## Problem details
Output the records as a Markdown table with two columns, Nr and Entry, numbering the rows and leaving out blank lines. Include only the lines from the line containing "share-icon [311, 226, 343, 254]" through the line containing "bar-income-growth [98, 910, 114, 1040]", both included.

## Input records
-- Start --

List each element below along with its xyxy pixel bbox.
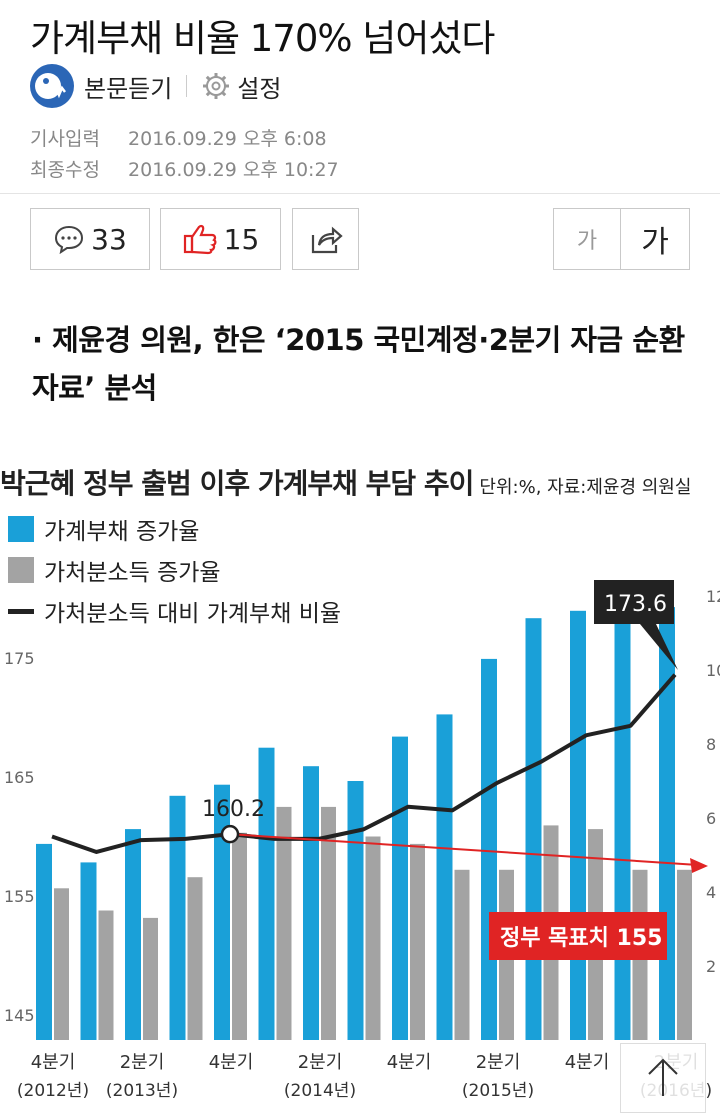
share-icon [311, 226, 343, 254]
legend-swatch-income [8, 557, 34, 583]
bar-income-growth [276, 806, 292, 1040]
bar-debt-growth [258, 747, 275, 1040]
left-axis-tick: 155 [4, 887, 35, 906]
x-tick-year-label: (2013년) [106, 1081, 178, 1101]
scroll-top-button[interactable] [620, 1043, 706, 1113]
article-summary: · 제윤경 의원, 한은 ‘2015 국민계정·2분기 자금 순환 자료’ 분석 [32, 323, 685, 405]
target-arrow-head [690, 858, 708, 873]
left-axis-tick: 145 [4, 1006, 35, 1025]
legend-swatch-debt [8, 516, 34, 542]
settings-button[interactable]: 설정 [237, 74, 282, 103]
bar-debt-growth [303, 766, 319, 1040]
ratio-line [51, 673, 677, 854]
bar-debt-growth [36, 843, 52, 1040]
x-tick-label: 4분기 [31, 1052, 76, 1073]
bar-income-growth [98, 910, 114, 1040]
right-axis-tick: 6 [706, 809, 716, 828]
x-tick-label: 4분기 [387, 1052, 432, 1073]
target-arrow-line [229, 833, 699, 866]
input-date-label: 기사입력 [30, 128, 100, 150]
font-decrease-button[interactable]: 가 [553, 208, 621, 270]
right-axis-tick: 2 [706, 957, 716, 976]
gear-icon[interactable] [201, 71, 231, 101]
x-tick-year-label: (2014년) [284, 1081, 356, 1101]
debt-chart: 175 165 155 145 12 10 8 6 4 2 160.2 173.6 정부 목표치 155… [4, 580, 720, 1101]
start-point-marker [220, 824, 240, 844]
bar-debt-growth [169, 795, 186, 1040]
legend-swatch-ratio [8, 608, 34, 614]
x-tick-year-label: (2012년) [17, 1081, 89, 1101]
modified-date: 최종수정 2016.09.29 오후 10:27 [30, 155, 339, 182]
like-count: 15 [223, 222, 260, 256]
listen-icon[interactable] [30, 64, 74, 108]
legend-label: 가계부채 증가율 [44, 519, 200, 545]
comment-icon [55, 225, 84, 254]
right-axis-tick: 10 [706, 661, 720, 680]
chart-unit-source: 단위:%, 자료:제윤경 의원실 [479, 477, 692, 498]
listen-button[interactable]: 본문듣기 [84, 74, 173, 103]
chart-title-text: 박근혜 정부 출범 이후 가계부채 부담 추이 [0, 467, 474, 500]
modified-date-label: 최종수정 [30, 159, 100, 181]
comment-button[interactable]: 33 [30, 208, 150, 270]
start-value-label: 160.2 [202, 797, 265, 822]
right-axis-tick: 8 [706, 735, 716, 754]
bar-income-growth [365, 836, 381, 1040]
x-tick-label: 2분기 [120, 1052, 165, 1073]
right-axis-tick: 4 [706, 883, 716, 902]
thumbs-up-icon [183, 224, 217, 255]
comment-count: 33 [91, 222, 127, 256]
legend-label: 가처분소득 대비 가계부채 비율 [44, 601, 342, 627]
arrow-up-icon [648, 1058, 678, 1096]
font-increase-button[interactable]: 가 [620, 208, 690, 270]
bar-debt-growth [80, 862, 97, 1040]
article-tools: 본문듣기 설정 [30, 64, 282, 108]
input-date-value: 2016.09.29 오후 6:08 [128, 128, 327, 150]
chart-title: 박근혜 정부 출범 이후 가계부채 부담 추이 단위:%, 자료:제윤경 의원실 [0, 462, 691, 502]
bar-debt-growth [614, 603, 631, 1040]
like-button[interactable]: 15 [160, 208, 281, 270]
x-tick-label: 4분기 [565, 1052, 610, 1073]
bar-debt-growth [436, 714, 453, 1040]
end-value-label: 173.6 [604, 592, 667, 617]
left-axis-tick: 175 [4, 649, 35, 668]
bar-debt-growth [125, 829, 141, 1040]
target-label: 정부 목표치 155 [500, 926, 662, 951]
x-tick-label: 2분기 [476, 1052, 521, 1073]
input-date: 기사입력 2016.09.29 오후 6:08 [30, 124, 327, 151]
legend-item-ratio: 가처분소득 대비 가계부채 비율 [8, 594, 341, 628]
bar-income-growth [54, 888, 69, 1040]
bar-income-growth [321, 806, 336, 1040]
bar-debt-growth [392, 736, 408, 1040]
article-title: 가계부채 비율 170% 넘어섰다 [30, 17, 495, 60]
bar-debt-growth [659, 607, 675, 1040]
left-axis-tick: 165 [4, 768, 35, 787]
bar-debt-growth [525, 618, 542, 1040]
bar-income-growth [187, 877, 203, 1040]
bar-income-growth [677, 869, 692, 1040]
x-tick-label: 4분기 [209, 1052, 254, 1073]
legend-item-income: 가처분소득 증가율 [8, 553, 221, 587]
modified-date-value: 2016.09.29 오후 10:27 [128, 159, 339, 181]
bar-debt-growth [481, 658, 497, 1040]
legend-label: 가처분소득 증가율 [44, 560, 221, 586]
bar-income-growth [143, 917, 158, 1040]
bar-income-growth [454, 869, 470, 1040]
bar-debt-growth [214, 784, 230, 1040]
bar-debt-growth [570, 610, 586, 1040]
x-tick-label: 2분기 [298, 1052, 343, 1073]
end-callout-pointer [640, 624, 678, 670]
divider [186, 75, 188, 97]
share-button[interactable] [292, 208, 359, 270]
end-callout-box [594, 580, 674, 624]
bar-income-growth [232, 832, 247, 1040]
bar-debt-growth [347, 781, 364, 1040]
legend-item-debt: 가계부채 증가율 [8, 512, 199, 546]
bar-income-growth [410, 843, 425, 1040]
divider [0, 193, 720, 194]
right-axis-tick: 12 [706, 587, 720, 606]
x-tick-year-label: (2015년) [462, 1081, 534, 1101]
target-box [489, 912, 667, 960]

-- End --

## Task solution
| Nr | Entry |
|---|---|
| 1 | share-icon [311, 226, 343, 254] |
| 2 | legend-swatch-income [8, 557, 34, 583] |
| 3 | bar-income-growth [276, 806, 292, 1040] |
| 4 | bar-debt-growth [258, 747, 275, 1040] |
| 5 | left-axis-tick: 155 [4, 887, 35, 906] |
| 6 | x-tick-year-label: (2013년) [106, 1081, 178, 1101] |
| 7 | scroll-top-button[interactable] [620, 1043, 706, 1113] |
| 8 | article-summary: · 제윤경 의원, 한은 ‘2015 국민계정·2분기 자금 순환 자료’ 분석 [32, 323, 685, 405] |
| 9 | target-arrow-head [690, 858, 708, 873] |
| 10 | left-axis-tick: 145 [4, 1006, 35, 1025] |
| 11 | legend-swatch-debt [8, 516, 34, 542] |
| 12 | settings-button[interactable]: 설정 [237, 74, 282, 103] |
| 13 | bar-debt-growth [303, 766, 319, 1040] |
| 14 | ratio-line [51, 673, 677, 854] |
| 15 | bar-debt-growth [36, 843, 52, 1040] |
| 16 | x-tick-label: 4분기 [31, 1052, 76, 1073] |
| 17 | bar-income-growth [98, 910, 114, 1040] |